TASK DETAILS: Which lines have the string "hist"? Copy all of them from the entries below.

START DATA FOR THIS EXERCISE

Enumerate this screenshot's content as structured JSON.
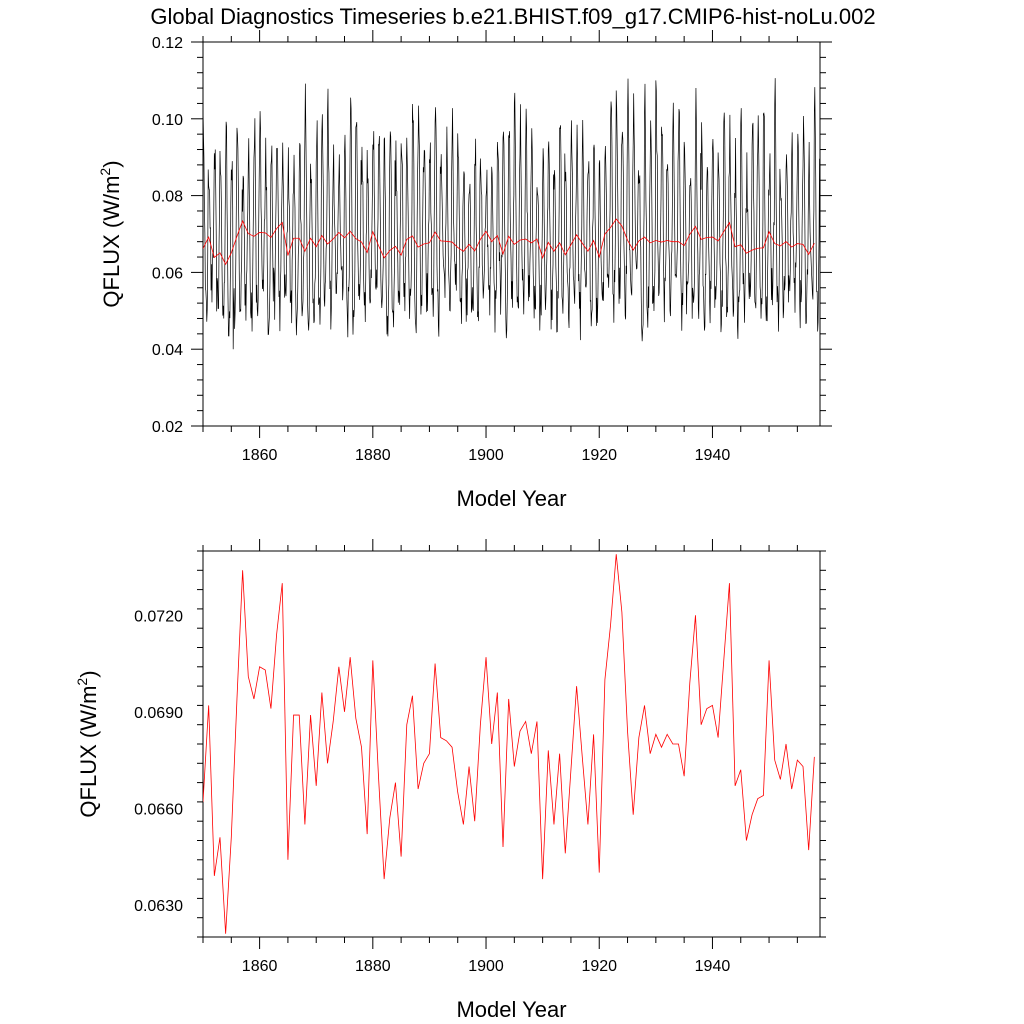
{
  "page_title": "Global Diagnostics Timeseries b.e21.BHIST.f09_g17.CMIP6-hist-noLu.002",
  "colors": {
    "monthly": "#000000",
    "annual": "#ff0000",
    "axis": "#000000",
    "background": "#ffffff"
  },
  "chart_data": [
    {
      "type": "line",
      "title": "Global Diagnostics Timeseries b.e21.BHIST.f09_g17.CMIP6-hist-noLu.002",
      "xlabel": "Model Year",
      "ylabel_main": "QFLUX (W/m",
      "ylabel_sup": "2",
      "ylabel_close": ")",
      "xlim": [
        1850,
        1959
      ],
      "ylim": [
        0.02,
        0.12
      ],
      "xticks": [
        1860,
        1880,
        1900,
        1920,
        1940
      ],
      "xtick_labels": [
        "1860",
        "1880",
        "1900",
        "1920",
        "1940"
      ],
      "yticks": [
        0.02,
        0.04,
        0.06,
        0.08,
        0.1,
        0.12
      ],
      "ytick_labels": [
        "0.02",
        "0.04",
        "0.06",
        "0.08",
        "0.10",
        "0.12"
      ],
      "grid": false,
      "series": [
        {
          "style": "monthly-seasonal",
          "color": "#000000",
          "x_start": 1850,
          "x_end": 1959,
          "samples_per_year": 12,
          "seasonal_min_range": [
            0.048,
            0.056
          ],
          "seasonal_max_range": [
            0.085,
            0.106
          ],
          "extremes": {
            "min": 0.04,
            "max": 0.11
          }
        },
        {
          "style": "annual-mean",
          "color": "#ff0000",
          "x_start": 1850,
          "values": "same as panel 2"
        }
      ]
    },
    {
      "type": "line",
      "xlabel": "Model Year",
      "ylabel_main": "QFLUX (W/m",
      "ylabel_sup": "2",
      "ylabel_close": ")",
      "xlim": [
        1850,
        1959
      ],
      "ylim": [
        0.062,
        0.074
      ],
      "xticks": [
        1860,
        1880,
        1900,
        1920,
        1940
      ],
      "xtick_labels": [
        "1860",
        "1880",
        "1900",
        "1920",
        "1940"
      ],
      "yticks": [
        0.063,
        0.066,
        0.069,
        0.072
      ],
      "ytick_labels": [
        "0.0630",
        "0.0660",
        "0.0690",
        "0.0720"
      ],
      "grid": false,
      "series": [
        {
          "color": "#ff0000",
          "x_start": 1850,
          "values": [
            0.0662,
            0.0692,
            0.0639,
            0.0651,
            0.0621,
            0.0651,
            0.0694,
            0.0734,
            0.0701,
            0.0694,
            0.0704,
            0.0703,
            0.0691,
            0.0714,
            0.073,
            0.0644,
            0.0689,
            0.0689,
            0.0655,
            0.0689,
            0.0667,
            0.0696,
            0.0674,
            0.0687,
            0.0704,
            0.069,
            0.0707,
            0.0688,
            0.0679,
            0.0652,
            0.0706,
            0.067,
            0.0638,
            0.0657,
            0.0668,
            0.0645,
            0.0686,
            0.0695,
            0.0666,
            0.0674,
            0.0677,
            0.0705,
            0.0682,
            0.0681,
            0.0679,
            0.0665,
            0.0655,
            0.0673,
            0.0656,
            0.0686,
            0.0707,
            0.068,
            0.0696,
            0.0648,
            0.0694,
            0.0673,
            0.0684,
            0.0687,
            0.0677,
            0.0687,
            0.0638,
            0.0678,
            0.0655,
            0.0677,
            0.0646,
            0.0672,
            0.0698,
            0.0676,
            0.0655,
            0.0683,
            0.064,
            0.07,
            0.0717,
            0.0739,
            0.0721,
            0.0684,
            0.0658,
            0.0682,
            0.0692,
            0.0677,
            0.0683,
            0.0679,
            0.0683,
            0.068,
            0.068,
            0.067,
            0.0699,
            0.072,
            0.0686,
            0.0691,
            0.0692,
            0.0682,
            0.0706,
            0.073,
            0.0667,
            0.0672,
            0.065,
            0.0658,
            0.0663,
            0.0664,
            0.0706,
            0.0675,
            0.0669,
            0.068,
            0.0666,
            0.0675,
            0.0673,
            0.0647,
            0.0676
          ]
        }
      ]
    }
  ]
}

END DATA FOR THIS EXERCISE

WORKED SOLUTION:
  "page_title": "Global Diagnostics Timeseries b.e21.BHIST.f09_g17.CMIP6-hist-noLu.002",
      "title": "Global Diagnostics Timeseries b.e21.BHIST.f09_g17.CMIP6-hist-noLu.002",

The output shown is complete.